* Objective 1 *
In the listing that follows, quote word for word every line from the one containing "post-image-content bbox=[588, 530, 748, 626]" down to the one containing "check-icon[interactable]: ✔ bbox=[426, 539, 441, 560]", including both of those lines.

— start Reading text —

The Chronos Project
Malcolm LeGrice, London 1995
Chronos, the Titan who came to rule the Universe, is Time -not the clock-tyrant measuring every quartz-accurate second as commodity - but the one-way flowing medium in which eventscome into being, mature and decay. It is the separator of moments and the reminder of mortality. We sense it indirectly through the rhythms of our bodies, the rotation of sun and moon and the ever quickening cycle of the seasons. The passage of Chronos is cursed in the unrelenting process of ageing but celebrated through music, dance and song.
We deny and at the same time confirm Chronos through memory - we resist it through making images - but these also fade, shatter and decay. The fear of loss and the desire to hold - make permanent, are latent in every image - every representation. In ecstasy, presence, sensual experience, colour, pitch, tone, Chronos seems to be ignored or at least forgotten but returns in the trace, representation and symbol.
I have just completed a TV production (Arts Council - Channel Four commission) titled 'Chronos Fragmented'. This is a one-hour programme intended for a normal 'linear' transmission. However, the programme is just one outcome from a much broader project which already has some alternative versions and is expected to remain 'open-ended' related to developing technologies like CD-ROM.
In the same way in which the project has no prospect of a completion, it is also impossible to define a clear origin to the work.
Of course, the most important issues remain the aesthetic, philosophical and theoretical questions which are raised by the work. These are difficult to approach directly, especially by the artist who has made the work. Choosing to start from questions of technology is partly because this offers a simpler approach to some of the artistic questions but also because the artistic choices and opportunities in this project are fundamentally tied-in with technological matters. I have always contended that form (or language), content and technology are not separable.
Two major technological shifts in my work are crucial to the development of the Chronos project.
One is the increasing involvement with computers applied at a variety of levels from the mere technical control of editing to the synthesis of image and sound and selection of sequences in the editing process. Though I made a computer generated film and some other computer art pieces in the late 1960's, the first serious work I did with this was incorporated as three of the sections in "Sketches for a Sensual Philosophy", all of which involved writing programmes to generate or manipulate picture and sound directly on the computer (an Atari ST) in 'real-time', subsequently recorded to video for the programme.

— end Reading text —
— start Recorded data —

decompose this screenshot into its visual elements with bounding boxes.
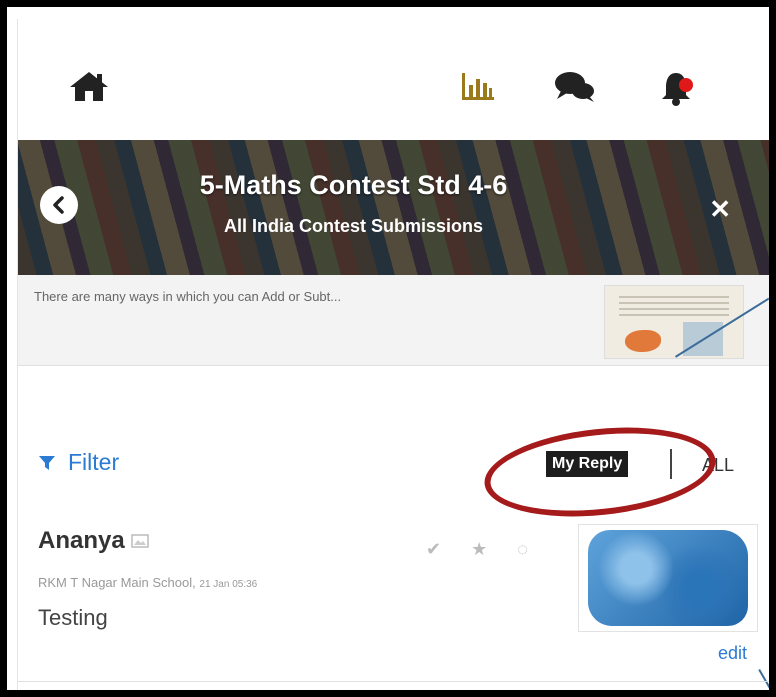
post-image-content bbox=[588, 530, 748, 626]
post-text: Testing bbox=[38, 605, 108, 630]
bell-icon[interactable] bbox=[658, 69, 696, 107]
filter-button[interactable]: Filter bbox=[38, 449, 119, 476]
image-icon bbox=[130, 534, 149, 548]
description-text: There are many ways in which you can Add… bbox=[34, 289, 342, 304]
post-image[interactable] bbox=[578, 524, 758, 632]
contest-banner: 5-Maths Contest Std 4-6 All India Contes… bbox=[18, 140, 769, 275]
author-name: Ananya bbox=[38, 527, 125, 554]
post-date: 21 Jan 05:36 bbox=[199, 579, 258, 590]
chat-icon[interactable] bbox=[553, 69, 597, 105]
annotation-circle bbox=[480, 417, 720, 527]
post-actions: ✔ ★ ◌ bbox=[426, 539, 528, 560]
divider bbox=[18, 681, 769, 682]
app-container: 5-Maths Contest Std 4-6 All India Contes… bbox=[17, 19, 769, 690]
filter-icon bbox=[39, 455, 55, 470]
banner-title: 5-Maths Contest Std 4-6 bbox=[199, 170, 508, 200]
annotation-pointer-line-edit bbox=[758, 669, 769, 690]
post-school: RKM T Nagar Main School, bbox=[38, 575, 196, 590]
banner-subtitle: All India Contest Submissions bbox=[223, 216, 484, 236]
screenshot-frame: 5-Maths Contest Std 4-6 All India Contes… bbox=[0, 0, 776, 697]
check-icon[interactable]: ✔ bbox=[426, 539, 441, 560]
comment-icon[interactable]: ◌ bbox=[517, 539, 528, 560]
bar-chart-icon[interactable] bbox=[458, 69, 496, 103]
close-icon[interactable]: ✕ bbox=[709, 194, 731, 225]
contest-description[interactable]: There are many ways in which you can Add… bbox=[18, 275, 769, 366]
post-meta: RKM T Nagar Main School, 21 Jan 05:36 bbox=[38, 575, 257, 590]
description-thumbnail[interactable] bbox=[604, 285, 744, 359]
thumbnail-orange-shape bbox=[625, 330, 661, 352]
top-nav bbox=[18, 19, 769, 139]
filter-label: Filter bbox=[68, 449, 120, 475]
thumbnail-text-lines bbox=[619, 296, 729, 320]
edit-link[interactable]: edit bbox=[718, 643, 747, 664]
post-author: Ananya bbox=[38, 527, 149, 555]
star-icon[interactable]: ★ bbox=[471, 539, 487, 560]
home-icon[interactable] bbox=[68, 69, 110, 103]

— end Recorded data —
— start Recorded data —

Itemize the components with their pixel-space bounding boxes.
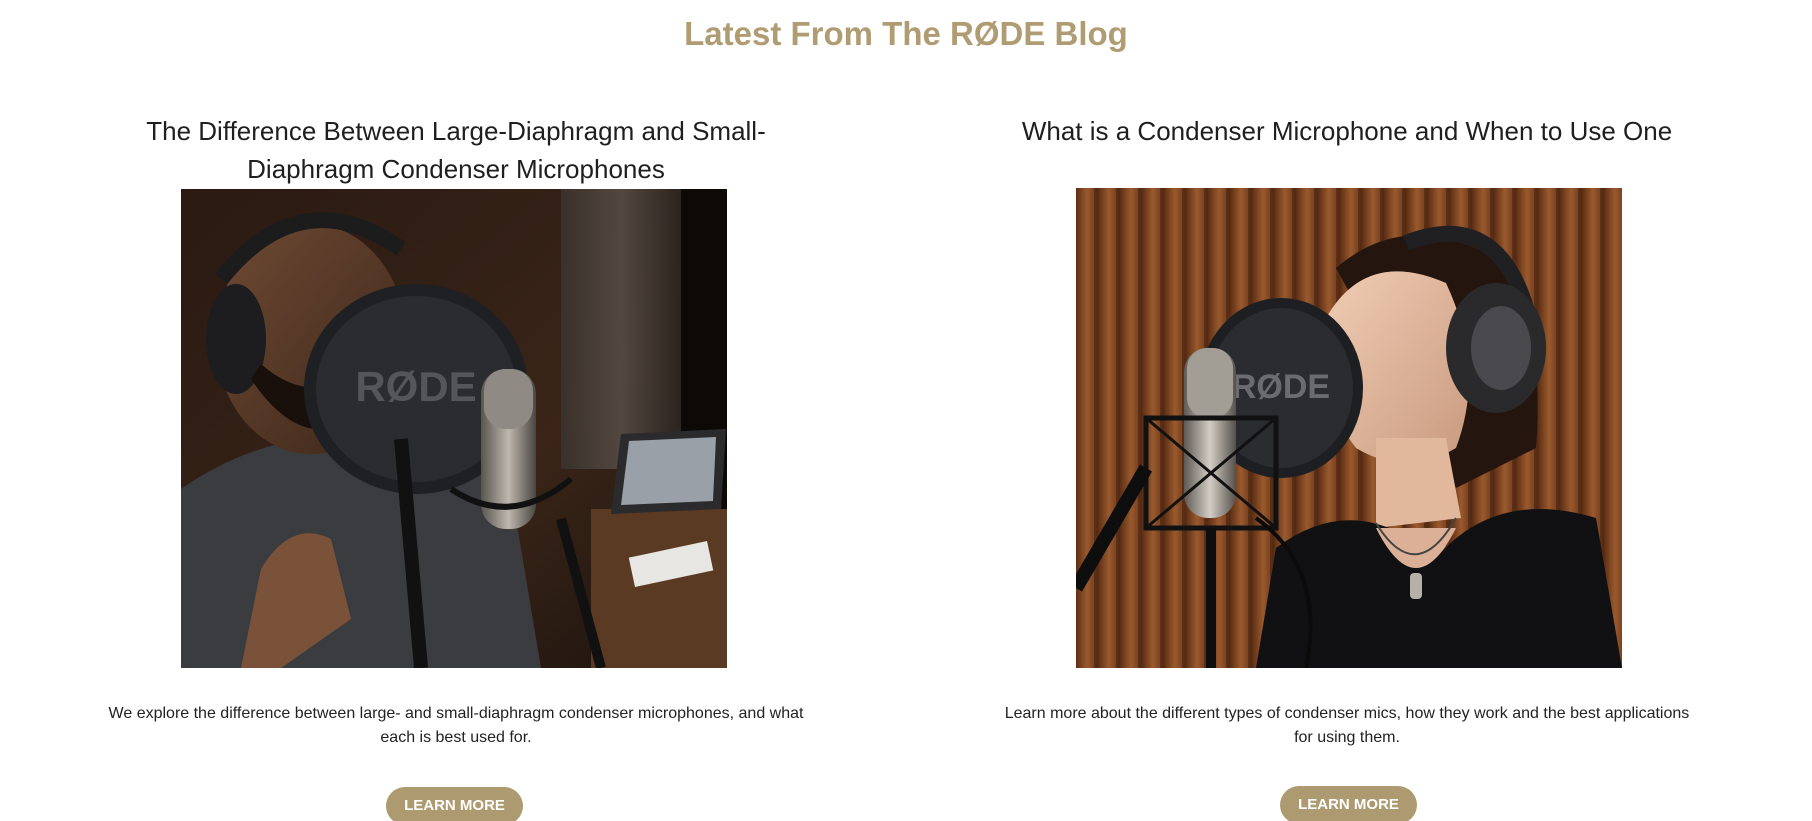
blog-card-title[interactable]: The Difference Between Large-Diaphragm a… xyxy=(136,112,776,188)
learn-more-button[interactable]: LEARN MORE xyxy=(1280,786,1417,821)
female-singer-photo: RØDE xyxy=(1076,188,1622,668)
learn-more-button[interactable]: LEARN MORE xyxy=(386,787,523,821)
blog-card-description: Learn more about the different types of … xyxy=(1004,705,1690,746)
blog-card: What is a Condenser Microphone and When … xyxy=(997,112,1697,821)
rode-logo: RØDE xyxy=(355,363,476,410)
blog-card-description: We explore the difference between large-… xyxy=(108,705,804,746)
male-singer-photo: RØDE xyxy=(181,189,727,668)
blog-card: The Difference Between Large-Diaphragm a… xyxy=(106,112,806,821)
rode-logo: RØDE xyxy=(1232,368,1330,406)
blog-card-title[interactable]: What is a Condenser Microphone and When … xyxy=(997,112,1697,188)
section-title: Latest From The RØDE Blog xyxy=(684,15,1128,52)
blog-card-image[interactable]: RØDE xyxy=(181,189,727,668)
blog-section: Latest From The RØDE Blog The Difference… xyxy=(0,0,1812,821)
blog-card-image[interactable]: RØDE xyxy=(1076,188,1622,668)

— end Recorded data —

* Objective 2 *
Print without alteration the portion of the Chronos Project essay running from "Of course, the" down to "the Chronos project.".

* Problem solution 1 *
post-image-content bbox=[588, 530, 748, 626]
post-text: Testing bbox=[38, 605, 108, 630]
bell-icon[interactable] bbox=[658, 69, 696, 107]
filter-button[interactable]: Filter bbox=[38, 449, 119, 476]
image-icon bbox=[130, 534, 149, 548]
description-text: There are many ways in which you can Add… bbox=[34, 289, 342, 304]
post-image[interactable] bbox=[578, 524, 758, 632]
contest-banner: 5-Maths Contest Std 4-6 All India Contes… bbox=[18, 140, 769, 275]
author-name: Ananya bbox=[38, 527, 125, 554]
post-date: 21 Jan 05:36 bbox=[199, 579, 258, 590]
chat-icon[interactable] bbox=[553, 69, 597, 105]
annotation-circle bbox=[480, 417, 720, 527]
post-actions: ✔ ★ ◌ bbox=[426, 539, 528, 560]
divider bbox=[18, 681, 769, 682]
app-container: 5-Maths Contest Std 4-6 All India Contes… bbox=[17, 19, 769, 690]
filter-icon bbox=[39, 455, 55, 470]
banner-title: 5-Maths Contest Std 4-6 bbox=[199, 170, 508, 200]
annotation-pointer-line-edit bbox=[758, 669, 769, 690]
post-school: RKM T Nagar Main School, bbox=[38, 575, 196, 590]
banner-subtitle: All India Contest Submissions bbox=[223, 216, 484, 236]
screenshot-frame: 5-Maths Contest Std 4-6 All India Contes… bbox=[0, 0, 776, 697]
check-icon[interactable]: ✔ bbox=[426, 539, 441, 560]

* Problem solution 2 *
Of course, the most important issues remain the aesthetic, philosophical and theoretical questions which are raised by the work. These are difficult to approach directly, especially by the artist who has made the work. Choosing to start from questions of technology is partly because this offers a simpler approach to some of the artistic questions but also because the artistic choices and opportunities in this project are fundamentally tied-in with technological matters. I have always contended that form (or language), content and technology are not separable.
Two major technological shifts in my work are crucial to the development of the Chronos project.